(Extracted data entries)
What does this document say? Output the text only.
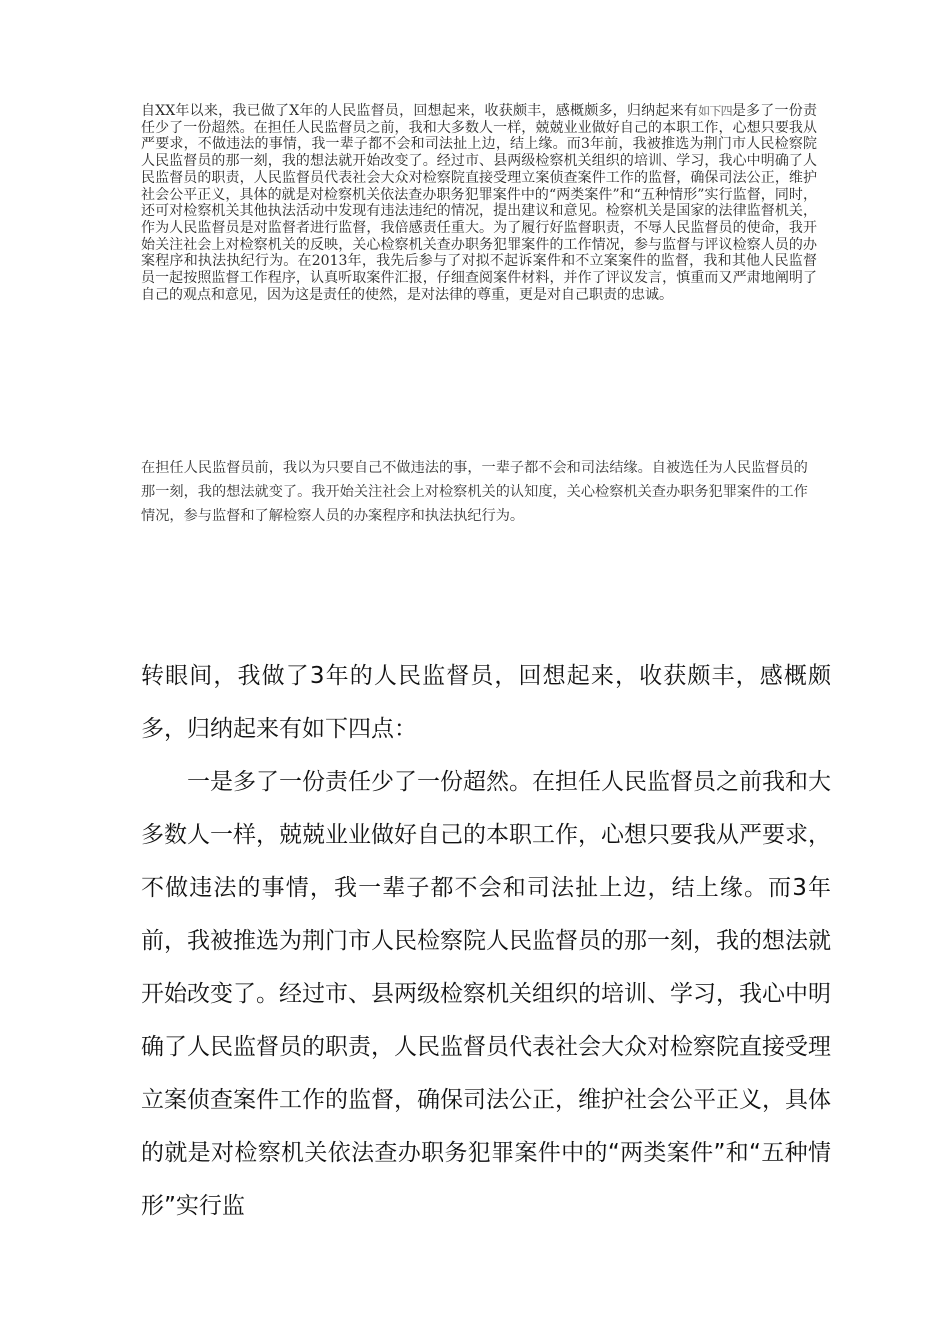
自XX年以来，我已做了X年的人民监督员，回想起来，收获颇丰，感概颇多，归纳起来有如下四是多了一份责任少了一份超然。在担任人民监督员之前，我和大多数人一样，兢兢业业做好自己的本职工作，心想只要我从严要求，不做违法的事情，我一辈子都不会和司法扯上边，结上缘。而3年前，我被推选为荆门市人民检察院人民监督员的那一刻，我的想法就开始改变了。经过市、县两级检察机关组织的培训、学习，我心中明确了人民监督员的职责，人民监督员代表社会大众对检察院直接受理立案侦查案件工作的监督，确保司法公正，维护社会公平正义，具体的就是对检察机关依法查办职务犯罪案件中的“两类案件”和“五种情形”实行监督，同时，还可对检察机关其他执法活动中发现有违法违纪的情况，提出建议和意见。检察机关是国家的法律监督机关，作为人民监督员是对监督者进行监督，我倍感责任重大。为了履行好监督职责，不辱人民监督员的使命，我开始关注社会上对检察机关的反映，关心检察机关查办职务犯罪案件的工作情况，参与监督与评议检察人员的办案程序和执法执纪行为。在2013年，我先后参与了对拟不起诉案件和不立案案件的监督，我和其他人民监督员一起按照监督工作程序，认真听取案件汇报，仔细查阅案件材料，并作了评议发言，慎重而又严肃地阐明了自己的观点和意见，因为这是责任的使然，是对法律的尊重，更是对自己职责的忠诚。

在担任人民监督员前，我以为只要自己不做违法的事，一辈子都不会和司法结缘。自被选任为人民监督员的那一刻，我的想法就变了。我开始关注社会上对检察机关的认知度，关心检察机关查办职务犯罪案件的工作情况，参与监督和了解检察人员的办案程序和执法执纪行为。

转眼间，我做了3年的人民监督员，回想起来，收获颇丰，感概颇多，归纳起来有如下四点：

一是多了一份责任少了一份超然。在担任人民监督员之前我和大多数人一样，兢兢业业做好自己的本职工作，心想只要我从严要求，不做违法的事情，我一辈子都不会和司法扯上边，结上缘。而3年前，我被推选为荆门市人民检察院人民监督员的那一刻，我的想法就开始改变了。经过市、县两级检察机关组织的培训、学习，我心中明确了人民监督员的职责，人民监督员代表社会大众对检察院直接受理立案侦查案件工作的监督，确保司法公正，维护社会公平正义，具体的就是对检察机关依法查办职务犯罪案件中的“两类案件”和“五种情形”实行监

** Work to complete **
Every line of the data should be copied as it stands, without the images.

** Full response **
What does this document say? Output the text only.
自XX年以来，我已做了X年的人民监督员，回想起来，收获颇丰，感概颇多，归纳起来有如下四是多了一份责任少了一份超然。在担任人民监督员之前，我和大多数人一样，兢兢业业做好自己的本职工作，心想只要我从严要求，不做违法的事情，我一辈子都不会和司法扯上边，结上缘。而3年前，我被推选为荆门市人民检察院人民监督员的那一刻，我的想法就开始改变了。经过市、县两级检察机关组织的培训、学习，我心中明确了人民监督员的职责，人民监督员代表社会大众对检察院直接受理立案侦查案件工作的监督，确保司法公正，维护社会公平正义，具体的就是对检察机关依法查办职务犯罪案件中的“两类案件”和“五种情形”实行监督，同时，还可对检察机关其他执法活动中发现有违法违纪的情况，提出建议和意见。检察机关是国家的法律监督机关，作为人民监督员是对监督者进行监督，我倍感责任重大。为了履行好监督职责，不辱人民监督员的使命，我开始关注社会上对检察机关的反映，关心检察机关查办职务犯罪案件的工作情况，参与监督与评议检察人员的办案程序和执法执纪行为。在2013年，我先后参与了对拟不起诉案件和不立案案件的监督，我和其他人民监督员一起按照监督工作程序，认真听取案件汇报，仔细查阅案件材料，并作了评议发言，慎重而又严肃地阐明了自己的观点和意见，因为这是责任的使然，是对法律的尊重，更是对自己职责的忠诚。

在担任人民监督员前，我以为只要自己不做违法的事，一辈子都不会和司法结缘。自被选任为人民监督员的那一刻，我的想法就变了。我开始关注社会上对检察机关的认知度，关心检察机关查办职务犯罪案件的工作情况，参与监督和了解检察人员的办案程序和执法执纪行为。

转眼间，我做了3年的人民监督员，回想起来，收获颇丰，感概颇多，归纳起来有如下四点：

一是多了一份责任少了一份超然。在担任人民监督员之前我和大多数人一样，兢兢业业做好自己的本职工作，心想只要我从严要求，不做违法的事情，我一辈子都不会和司法扯上边，结上缘。而3年前，我被推选为荆门市人民检察院人民监督员的那一刻，我的想法就开始改变了。经过市、县两级检察机关组织的培训、学习，我心中明确了人民监督员的职责，人民监督员代表社会大众对检察院直接受理立案侦查案件工作的监督，确保司法公正，维护社会公平正义，具体的就是对检察机关依法查办职务犯罪案件中的“两类案件”和“五种情形”实行监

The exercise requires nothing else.